## Task statement
The records below are to be repeated in full, exactly as they are.

○ ○ ○ ○ ○ ○ ○

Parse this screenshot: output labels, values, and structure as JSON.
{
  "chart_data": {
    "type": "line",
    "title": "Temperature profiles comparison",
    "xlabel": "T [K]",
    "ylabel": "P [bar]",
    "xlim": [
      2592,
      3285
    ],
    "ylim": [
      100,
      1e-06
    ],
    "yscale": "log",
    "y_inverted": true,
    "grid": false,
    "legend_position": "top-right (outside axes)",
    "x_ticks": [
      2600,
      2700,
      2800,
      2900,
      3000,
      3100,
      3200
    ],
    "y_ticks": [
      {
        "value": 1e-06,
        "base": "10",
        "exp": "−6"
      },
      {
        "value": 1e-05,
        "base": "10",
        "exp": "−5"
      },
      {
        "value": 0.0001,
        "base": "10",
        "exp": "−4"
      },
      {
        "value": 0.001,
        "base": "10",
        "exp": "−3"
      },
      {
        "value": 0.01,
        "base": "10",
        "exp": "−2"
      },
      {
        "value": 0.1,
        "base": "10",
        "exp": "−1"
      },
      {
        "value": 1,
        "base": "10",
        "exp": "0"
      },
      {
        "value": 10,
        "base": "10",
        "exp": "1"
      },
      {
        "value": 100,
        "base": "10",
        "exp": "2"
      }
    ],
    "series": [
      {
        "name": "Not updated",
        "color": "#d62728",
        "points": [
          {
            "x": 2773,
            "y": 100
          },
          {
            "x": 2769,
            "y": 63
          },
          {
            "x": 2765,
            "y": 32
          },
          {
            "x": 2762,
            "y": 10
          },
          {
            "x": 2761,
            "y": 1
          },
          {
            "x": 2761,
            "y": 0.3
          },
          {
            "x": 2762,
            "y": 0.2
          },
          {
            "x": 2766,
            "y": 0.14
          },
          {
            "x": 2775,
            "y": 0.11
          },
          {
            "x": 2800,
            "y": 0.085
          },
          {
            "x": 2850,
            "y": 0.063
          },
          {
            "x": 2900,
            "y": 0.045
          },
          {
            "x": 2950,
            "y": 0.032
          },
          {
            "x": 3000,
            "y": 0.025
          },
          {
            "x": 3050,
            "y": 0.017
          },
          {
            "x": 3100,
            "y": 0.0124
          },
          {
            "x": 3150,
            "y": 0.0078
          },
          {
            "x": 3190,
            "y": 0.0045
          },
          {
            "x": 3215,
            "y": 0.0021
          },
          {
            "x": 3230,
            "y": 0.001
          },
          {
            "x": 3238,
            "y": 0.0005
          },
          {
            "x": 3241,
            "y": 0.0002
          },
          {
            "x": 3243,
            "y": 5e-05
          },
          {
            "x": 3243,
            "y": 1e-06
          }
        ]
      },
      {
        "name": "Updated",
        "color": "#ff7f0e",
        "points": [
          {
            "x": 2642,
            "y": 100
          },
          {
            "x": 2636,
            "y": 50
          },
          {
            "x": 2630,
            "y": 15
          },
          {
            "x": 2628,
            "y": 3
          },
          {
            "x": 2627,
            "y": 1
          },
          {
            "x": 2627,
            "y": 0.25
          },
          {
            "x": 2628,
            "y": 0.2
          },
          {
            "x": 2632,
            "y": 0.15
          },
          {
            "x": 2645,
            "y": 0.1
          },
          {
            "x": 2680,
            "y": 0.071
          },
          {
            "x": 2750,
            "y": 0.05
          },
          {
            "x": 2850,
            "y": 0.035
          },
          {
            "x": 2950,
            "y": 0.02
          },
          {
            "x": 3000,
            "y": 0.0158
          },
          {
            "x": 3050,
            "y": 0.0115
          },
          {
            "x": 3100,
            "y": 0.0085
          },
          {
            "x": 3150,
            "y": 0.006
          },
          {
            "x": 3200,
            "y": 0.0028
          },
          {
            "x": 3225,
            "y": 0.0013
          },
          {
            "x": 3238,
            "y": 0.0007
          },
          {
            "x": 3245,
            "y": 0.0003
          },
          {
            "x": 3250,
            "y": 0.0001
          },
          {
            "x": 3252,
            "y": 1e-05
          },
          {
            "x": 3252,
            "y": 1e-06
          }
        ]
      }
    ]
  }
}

○ ○ ○ ○ ○ ○ ○

## Solution to the exercise
Parse this screenshot: output labels, values, and structure as JSON.
{
  "chart_data": {
    "type": "line",
    "title": "Temperature profiles comparison",
    "xlabel": "T [K]",
    "ylabel": "P [bar]",
    "xlim": [
      2592,
      3285
    ],
    "ylim": [
      100,
      1e-06
    ],
    "yscale": "log",
    "y_inverted": true,
    "grid": false,
    "legend_position": "top-right (outside axes)",
    "x_ticks": [
      2600,
      2700,
      2800,
      2900,
      3000,
      3100,
      3200
    ],
    "y_ticks": [
      {
        "value": 1e-06,
        "base": "10",
        "exp": "−6"
      },
      {
        "value": 1e-05,
        "base": "10",
        "exp": "−5"
      },
      {
        "value": 0.0001,
        "base": "10",
        "exp": "−4"
      },
      {
        "value": 0.001,
        "base": "10",
        "exp": "−3"
      },
      {
        "value": 0.01,
        "base": "10",
        "exp": "−2"
      },
      {
        "value": 0.1,
        "base": "10",
        "exp": "−1"
      },
      {
        "value": 1,
        "base": "10",
        "exp": "0"
      },
      {
        "value": 10,
        "base": "10",
        "exp": "1"
      },
      {
        "value": 100,
        "base": "10",
        "exp": "2"
      }
    ],
    "series": [
      {
        "name": "Not updated",
        "color": "#d62728",
        "points": [
          {
            "x": 2773,
            "y": 100
          },
          {
            "x": 2769,
            "y": 63
          },
          {
            "x": 2765,
            "y": 32
          },
          {
            "x": 2762,
            "y": 10
          },
          {
            "x": 2761,
            "y": 1
          },
          {
            "x": 2761,
            "y": 0.3
          },
          {
            "x": 2762,
            "y": 0.2
          },
          {
            "x": 2766,
            "y": 0.14
          },
          {
            "x": 2775,
            "y": 0.11
          },
          {
            "x": 2800,
            "y": 0.085
          },
          {
            "x": 2850,
            "y": 0.063
          },
          {
            "x": 2900,
            "y": 0.045
          },
          {
            "x": 2950,
            "y": 0.032
          },
          {
            "x": 3000,
            "y": 0.025
          },
          {
            "x": 3050,
            "y": 0.017
          },
          {
            "x": 3100,
            "y": 0.0124
          },
          {
            "x": 3150,
            "y": 0.0078
          },
          {
            "x": 3190,
            "y": 0.0045
          },
          {
            "x": 3215,
            "y": 0.0021
          },
          {
            "x": 3230,
            "y": 0.001
          },
          {
            "x": 3238,
            "y": 0.0005
          },
          {
            "x": 3241,
            "y": 0.0002
          },
          {
            "x": 3243,
            "y": 5e-05
          },
          {
            "x": 3243,
            "y": 1e-06
          }
        ]
      },
      {
        "name": "Updated",
        "color": "#ff7f0e",
        "points": [
          {
            "x": 2642,
            "y": 100
          },
          {
            "x": 2636,
            "y": 50
          },
          {
            "x": 2630,
            "y": 15
          },
          {
            "x": 2628,
            "y": 3
          },
          {
            "x": 2627,
            "y": 1
          },
          {
            "x": 2627,
            "y": 0.25
          },
          {
            "x": 2628,
            "y": 0.2
          },
          {
            "x": 2632,
            "y": 0.15
          },
          {
            "x": 2645,
            "y": 0.1
          },
          {
            "x": 2680,
            "y": 0.071
          },
          {
            "x": 2750,
            "y": 0.05
          },
          {
            "x": 2850,
            "y": 0.035
          },
          {
            "x": 2950,
            "y": 0.02
          },
          {
            "x": 3000,
            "y": 0.0158
          },
          {
            "x": 3050,
            "y": 0.0115
          },
          {
            "x": 3100,
            "y": 0.0085
          },
          {
            "x": 3150,
            "y": 0.006
          },
          {
            "x": 3200,
            "y": 0.0028
          },
          {
            "x": 3225,
            "y": 0.0013
          },
          {
            "x": 3238,
            "y": 0.0007
          },
          {
            "x": 3245,
            "y": 0.0003
          },
          {
            "x": 3250,
            "y": 0.0001
          },
          {
            "x": 3252,
            "y": 1e-05
          },
          {
            "x": 3252,
            "y": 1e-06
          }
        ]
      }
    ]
  }
}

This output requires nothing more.